**STATED EXERCISE**
Copy the data that follows exactly. Include no pictures.

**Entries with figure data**

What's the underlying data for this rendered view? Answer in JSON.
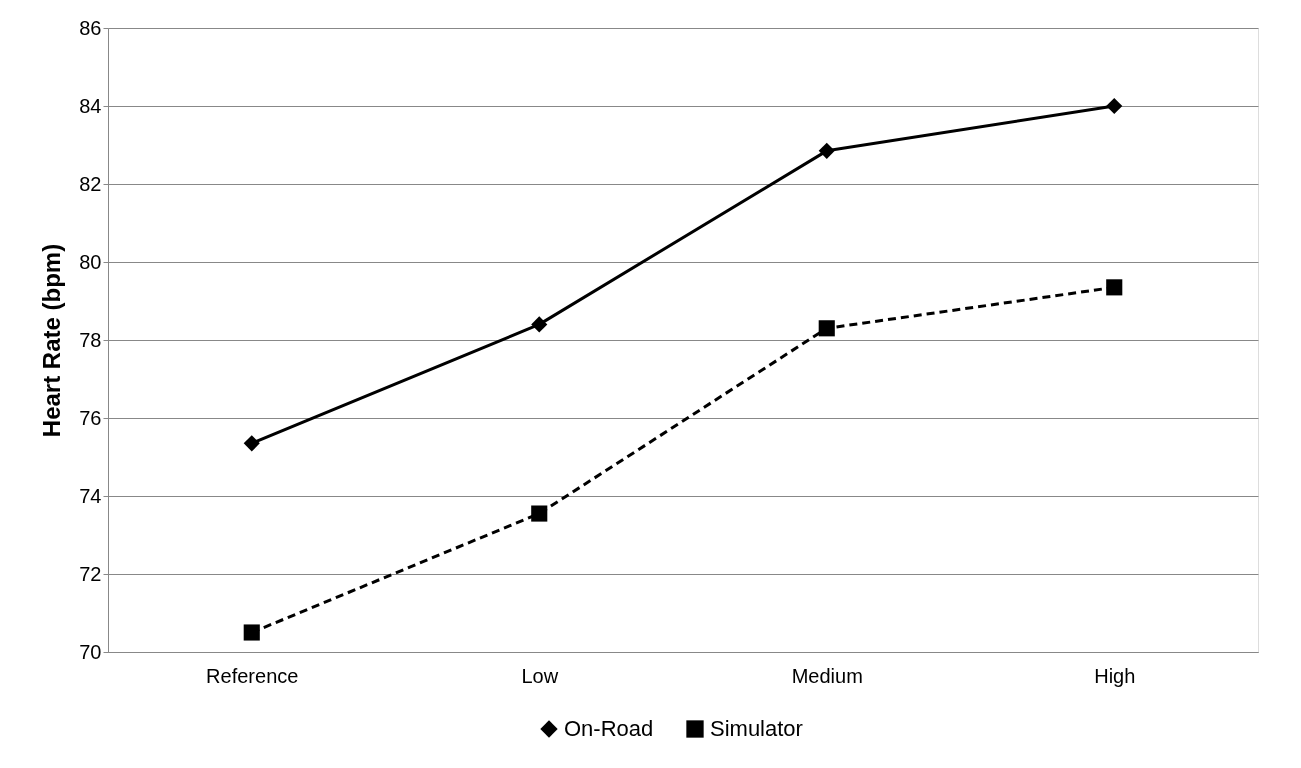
{
  "chart_data": {
    "type": "line",
    "ylabel": "Heart Rate (bpm)",
    "categories": [
      "Reference",
      "Low",
      "Medium",
      "High"
    ],
    "series": [
      {
        "name": "On-Road",
        "color": "#000000",
        "values": [
          75.35,
          78.4,
          82.85,
          84.0
        ],
        "marker": "diamond",
        "line_style": "solid"
      },
      {
        "name": "Simulator",
        "color": "#000000",
        "values": [
          70.5,
          73.55,
          78.3,
          79.35
        ],
        "marker": "square",
        "line_style": "dashed"
      }
    ],
    "ylim": [
      70,
      86
    ],
    "yticks": [
      70,
      72,
      74,
      76,
      78,
      80,
      82,
      84,
      86
    ],
    "grid": "y",
    "legend": "bottom"
  }
}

**RESPONSE BELOW**
What's the underlying data for this rendered view? Answer in JSON.
{
  "chart_data": {
    "type": "line",
    "ylabel": "Heart Rate (bpm)",
    "categories": [
      "Reference",
      "Low",
      "Medium",
      "High"
    ],
    "series": [
      {
        "name": "On-Road",
        "color": "#000000",
        "values": [
          75.35,
          78.4,
          82.85,
          84.0
        ],
        "marker": "diamond",
        "line_style": "solid"
      },
      {
        "name": "Simulator",
        "color": "#000000",
        "values": [
          70.5,
          73.55,
          78.3,
          79.35
        ],
        "marker": "square",
        "line_style": "dashed"
      }
    ],
    "ylim": [
      70,
      86
    ],
    "yticks": [
      70,
      72,
      74,
      76,
      78,
      80,
      82,
      84,
      86
    ],
    "grid": "y",
    "legend": "bottom"
  }
}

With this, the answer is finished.